Reproduce every one of the rows below verbatim, omitting the pictures.

——

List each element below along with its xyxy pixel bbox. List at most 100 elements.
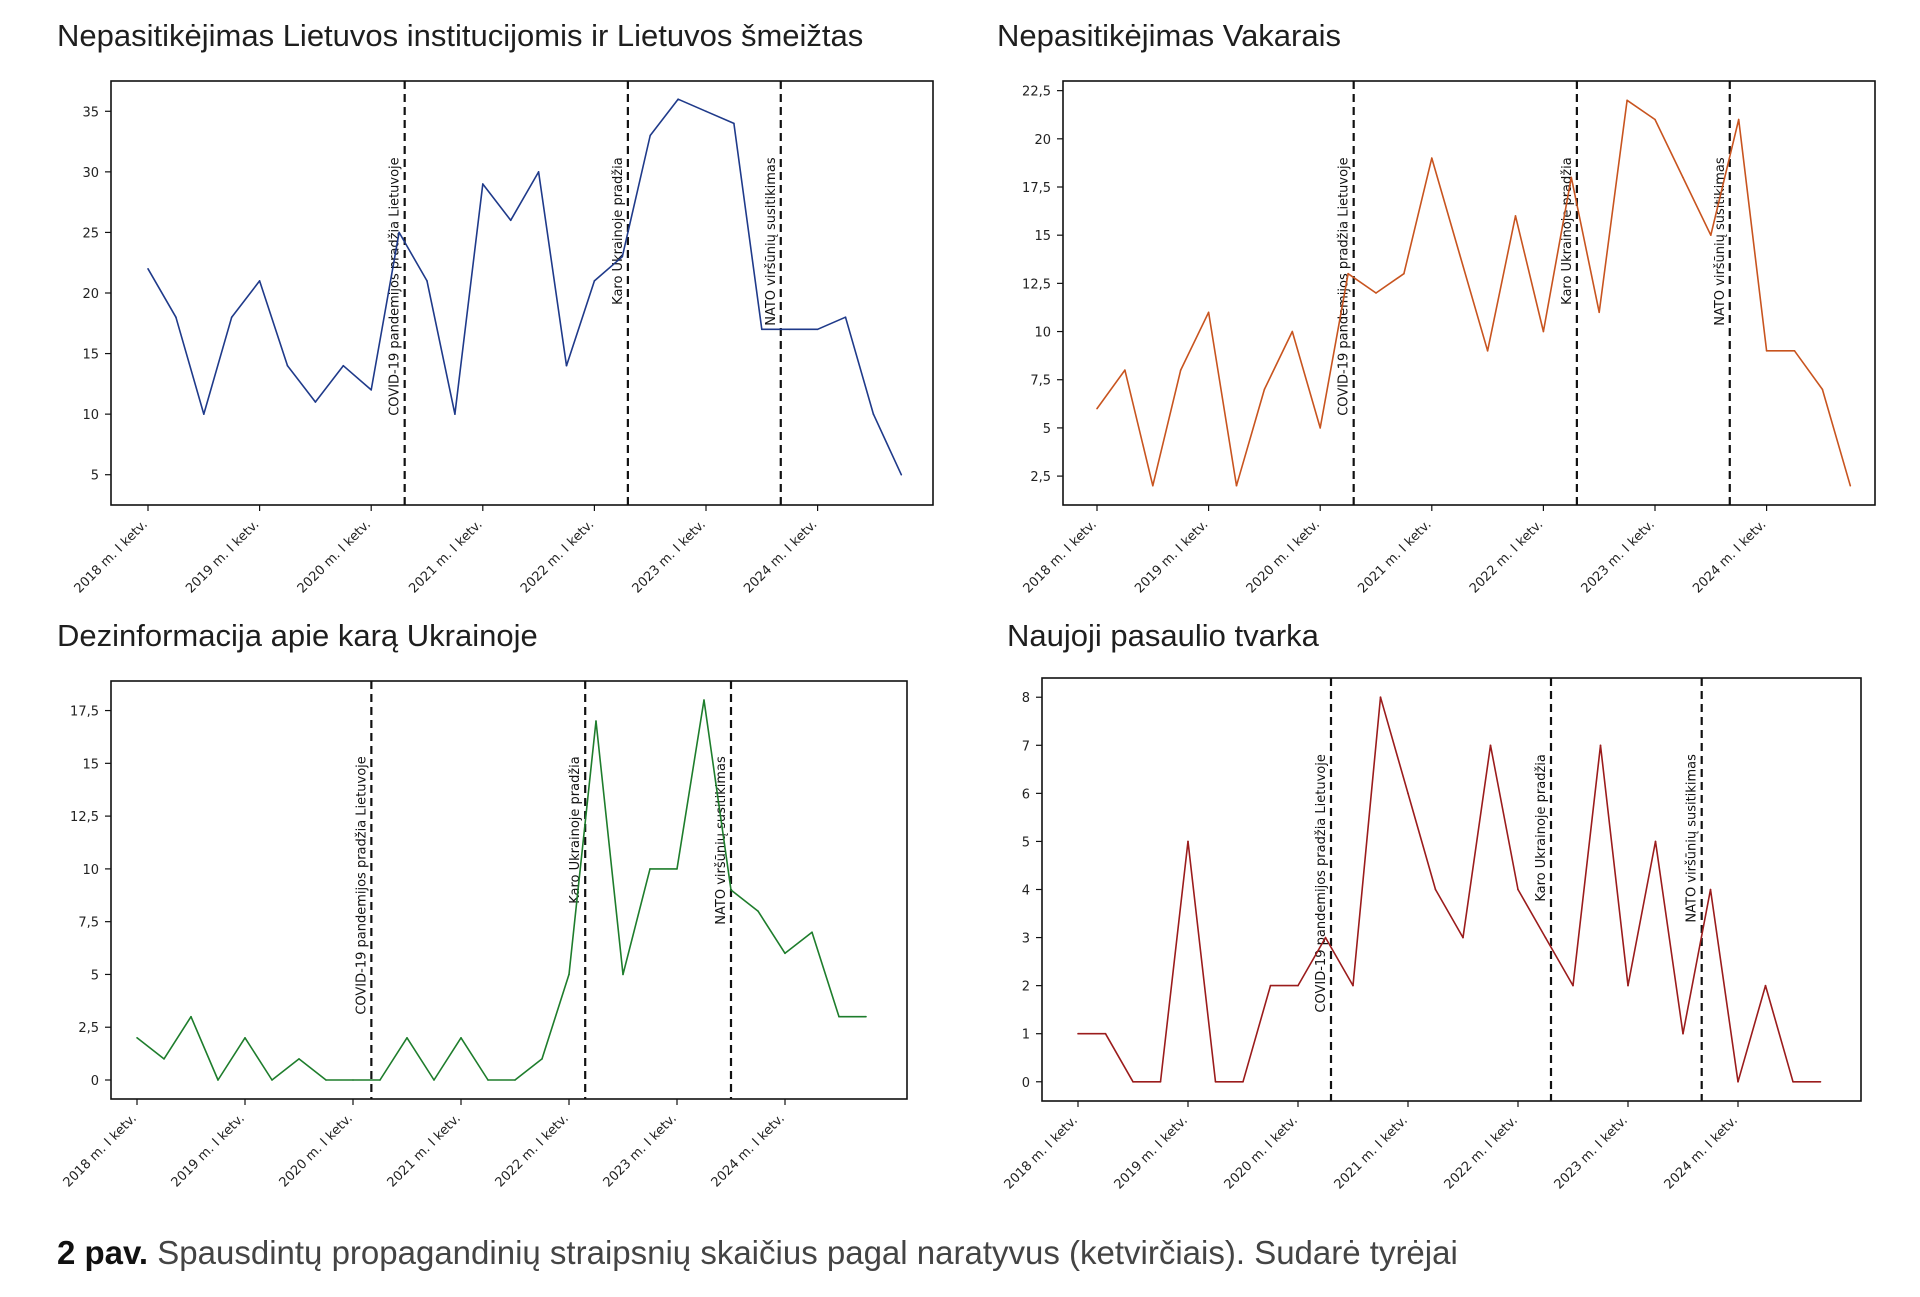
data-point: [1572, 984, 1574, 987]
data-point: [622, 973, 624, 976]
data-point: [1214, 1080, 1217, 1083]
data-point: [1737, 1080, 1739, 1083]
data-point: [258, 280, 261, 282]
data-point: [370, 389, 373, 391]
data-point: [1819, 1080, 1822, 1083]
data-point: [541, 1058, 543, 1060]
data-point: [730, 889, 732, 891]
y-tick-label: 15: [82, 757, 99, 772]
y-tick-label: 20: [82, 287, 99, 302]
data-point: [379, 1079, 381, 1081]
data-point: [1379, 696, 1382, 699]
series-line: [136, 699, 866, 1081]
data-point: [1263, 388, 1266, 391]
event-label: Karo Ukrainoje pradžia: [611, 157, 626, 305]
y-tick-label: 5: [91, 469, 99, 484]
data-point: [1434, 888, 1437, 891]
data-point: [426, 280, 428, 282]
y-tick-label: 35: [82, 105, 99, 120]
data-point: [352, 1079, 354, 1081]
data-point: [1764, 984, 1767, 987]
event-label: NATO viršūnių susitikimas: [764, 157, 779, 326]
data-point: [568, 973, 570, 976]
data-point: [1792, 1080, 1794, 1083]
data-point: [1242, 1080, 1244, 1083]
data-point: [844, 316, 847, 319]
data-point: [1352, 984, 1354, 987]
y-tick-label: 3: [1022, 932, 1030, 947]
figure-caption: 2 pav. Spausdintų propagandinių straipsn…: [57, 1234, 1458, 1272]
event-label: NATO viršūnių susitikimas: [1685, 754, 1700, 923]
data-point: [621, 255, 624, 258]
data-point: [244, 1036, 246, 1039]
data-point: [1431, 157, 1433, 159]
event-label: Karo Ukrainoje pradžia: [568, 756, 583, 904]
chart-title-pasaulio-tvarka: Naujoji pasaulio tvarka: [1007, 618, 1319, 653]
data-point: [190, 1015, 192, 1018]
data-point: [342, 364, 345, 367]
data-point: [1514, 215, 1517, 217]
plot-frame: [110, 680, 908, 1100]
data-point: [1654, 840, 1657, 843]
data-point: [1849, 484, 1852, 487]
y-tick-label: 1: [1022, 1028, 1030, 1043]
data-point: [1319, 427, 1321, 429]
y-tick-label: 0: [91, 1074, 99, 1089]
data-point: [1489, 744, 1492, 747]
data-point: [1598, 311, 1600, 314]
data-point: [1682, 176, 1684, 179]
y-tick-label: 10: [82, 408, 99, 423]
x-tick-label: 2023 m. I ketv.: [1552, 1113, 1631, 1192]
y-tick-label: 5: [1043, 422, 1051, 437]
data-point: [865, 1015, 867, 1018]
data-point: [1235, 484, 1238, 487]
chart-title-dezinformacija: Dezinformacija apie karą Ukrainoje: [57, 618, 538, 653]
data-point: [816, 328, 819, 331]
data-point: [136, 1036, 138, 1039]
series-line: [1096, 99, 1852, 487]
y-tick-label: 15: [82, 348, 99, 363]
data-point: [1765, 350, 1768, 352]
data-point: [514, 1079, 516, 1081]
data-point: [1096, 407, 1098, 410]
event-label: COVID-19 pandemijos pradžia Lietuvoje: [388, 157, 403, 415]
data-point: [703, 699, 705, 701]
y-tick-label: 7: [1022, 739, 1030, 754]
y-tick-label: 17,5: [1022, 181, 1051, 196]
data-point: [314, 401, 317, 403]
y-tick-label: 5: [91, 968, 99, 983]
data-point: [784, 952, 786, 955]
x-tick-label: 2021 m. I ketv.: [1332, 1113, 1411, 1192]
data-point: [1104, 1032, 1107, 1035]
data-point: [398, 231, 400, 234]
y-tick-label: 8: [1022, 691, 1030, 706]
data-point: [1159, 1080, 1162, 1083]
data-point: [482, 183, 484, 185]
data-point: [1458, 253, 1461, 256]
data-point: [454, 413, 456, 415]
y-tick-label: 22,5: [1022, 85, 1051, 100]
data-point: [788, 328, 791, 331]
chart-pasaulio-tvarka: 0 1 2 3 4 5 6 7 8 2018 m. I ketv. 2019 m. I ketv. 2…: [1002, 677, 1862, 1192]
y-tick-label: 10: [1034, 326, 1051, 341]
data-point: [1187, 840, 1189, 843]
data-point: [271, 1079, 273, 1081]
data-point: [1517, 888, 1519, 891]
data-point: [1626, 99, 1628, 102]
data-point: [509, 219, 512, 222]
data-point: [1375, 292, 1377, 294]
data-point: [286, 364, 289, 367]
data-point: [1407, 792, 1409, 795]
data-point: [298, 1058, 300, 1060]
data-point: [649, 134, 651, 137]
data-point: [565, 364, 568, 367]
data-point: [1324, 936, 1327, 939]
y-tick-label: 5: [1022, 835, 1030, 850]
data-point: [1269, 984, 1272, 987]
data-point: [900, 473, 903, 476]
y-tick-label: 20: [1034, 133, 1051, 148]
data-point: [163, 1058, 165, 1060]
data-point: [1297, 984, 1299, 987]
y-tick-label: 17,5: [70, 705, 99, 720]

——

> _Full response_:
List each element below along with its xyxy pixel bbox. List at most 100 elements.
data-point: [1572, 984, 1574, 987]
data-point: [622, 973, 624, 976]
data-point: [1214, 1080, 1217, 1083]
data-point: [1737, 1080, 1739, 1083]
data-point: [258, 280, 261, 282]
data-point: [370, 389, 373, 391]
data-point: [1819, 1080, 1822, 1083]
data-point: [541, 1058, 543, 1060]
data-point: [730, 889, 732, 891]
y-tick-label: 15: [82, 757, 99, 772]
y-tick-label: 20: [82, 287, 99, 302]
data-point: [379, 1079, 381, 1081]
data-point: [1379, 696, 1382, 699]
series-line: [136, 699, 866, 1081]
data-point: [1263, 388, 1266, 391]
event-label: Karo Ukrainoje pradžia: [611, 157, 626, 305]
y-tick-label: 5: [91, 469, 99, 484]
data-point: [1434, 888, 1437, 891]
data-point: [426, 280, 428, 282]
y-tick-label: 35: [82, 105, 99, 120]
data-point: [352, 1079, 354, 1081]
data-point: [1764, 984, 1767, 987]
event-label: NATO viršūnių susitikimas: [764, 157, 779, 326]
data-point: [568, 973, 570, 976]
data-point: [1792, 1080, 1794, 1083]
data-point: [1242, 1080, 1244, 1083]
data-point: [844, 316, 847, 319]
data-point: [1352, 984, 1354, 987]
y-tick-label: 3: [1022, 932, 1030, 947]
figure-caption: 2 pav. Spausdintų propagandinių straipsn…: [57, 1234, 1458, 1272]
event-label: NATO viršūnių susitikimas: [1685, 754, 1700, 923]
data-point: [621, 255, 624, 258]
data-point: [244, 1036, 246, 1039]
data-point: [1431, 157, 1433, 159]
event-label: Karo Ukrainoje pradžia: [568, 756, 583, 904]
chart-title-pasaulio-tvarka: Naujoji pasaulio tvarka: [1007, 618, 1319, 653]
data-point: [190, 1015, 192, 1018]
data-point: [342, 364, 345, 367]
data-point: [1514, 215, 1517, 217]
plot-frame: [110, 680, 908, 1100]
data-point: [1654, 840, 1657, 843]
data-point: [1849, 484, 1852, 487]
y-tick-label: 1: [1022, 1028, 1030, 1043]
data-point: [1319, 427, 1321, 429]
y-tick-label: 0: [91, 1074, 99, 1089]
data-point: [1489, 744, 1492, 747]
data-point: [1598, 311, 1600, 314]
data-point: [1682, 176, 1684, 179]
y-tick-label: 10: [82, 408, 99, 423]
x-tick-label: 2023 m. I ketv.: [1552, 1113, 1631, 1192]
y-tick-label: 5: [1043, 422, 1051, 437]
data-point: [865, 1015, 867, 1018]
data-point: [1235, 484, 1238, 487]
chart-title-dezinformacija: Dezinformacija apie karą Ukrainoje: [57, 618, 538, 653]
data-point: [816, 328, 819, 331]
data-point: [136, 1036, 138, 1039]
series-line: [1096, 99, 1852, 487]
y-tick-label: 15: [82, 348, 99, 363]
data-point: [1765, 350, 1768, 352]
data-point: [514, 1079, 516, 1081]
data-point: [1096, 407, 1098, 410]
event-label: COVID-19 pandemijos pradžia Lietuvoje: [388, 157, 403, 415]
data-point: [703, 699, 705, 701]
y-tick-label: 7: [1022, 739, 1030, 754]
y-tick-label: 17,5: [1022, 181, 1051, 196]
data-point: [314, 401, 317, 403]
y-tick-label: 5: [91, 968, 99, 983]
data-point: [784, 952, 786, 955]
x-tick-label: 2021 m. I ketv.: [1332, 1113, 1411, 1192]
data-point: [1104, 1032, 1107, 1035]
data-point: [398, 231, 400, 234]
y-tick-label: 8: [1022, 691, 1030, 706]
data-point: [1159, 1080, 1162, 1083]
data-point: [482, 183, 484, 185]
data-point: [1458, 253, 1461, 256]
data-point: [454, 413, 456, 415]
y-tick-label: 22,5: [1022, 85, 1051, 100]
data-point: [788, 328, 791, 331]
chart-pasaulio-tvarka: 0 1 2 3 4 5 6 7 8 2018 m. I ketv. 2019 m. I ketv. 2…: [1002, 677, 1862, 1192]
y-tick-label: 10: [1034, 326, 1051, 341]
data-point: [1187, 840, 1189, 843]
data-point: [271, 1079, 273, 1081]
data-point: [1517, 888, 1519, 891]
data-point: [1626, 99, 1628, 102]
data-point: [509, 219, 512, 222]
data-point: [1375, 292, 1377, 294]
data-point: [286, 364, 289, 367]
data-point: [1407, 792, 1409, 795]
data-point: [298, 1058, 300, 1060]
data-point: [649, 134, 651, 137]
data-point: [565, 364, 568, 367]
data-point: [1324, 936, 1327, 939]
y-tick-label: 5: [1022, 835, 1030, 850]
data-point: [1269, 984, 1272, 987]
data-point: [900, 473, 903, 476]
y-tick-label: 20: [1034, 133, 1051, 148]
data-point: [163, 1058, 165, 1060]
data-point: [1297, 984, 1299, 987]
y-tick-label: 17,5: [70, 705, 99, 720]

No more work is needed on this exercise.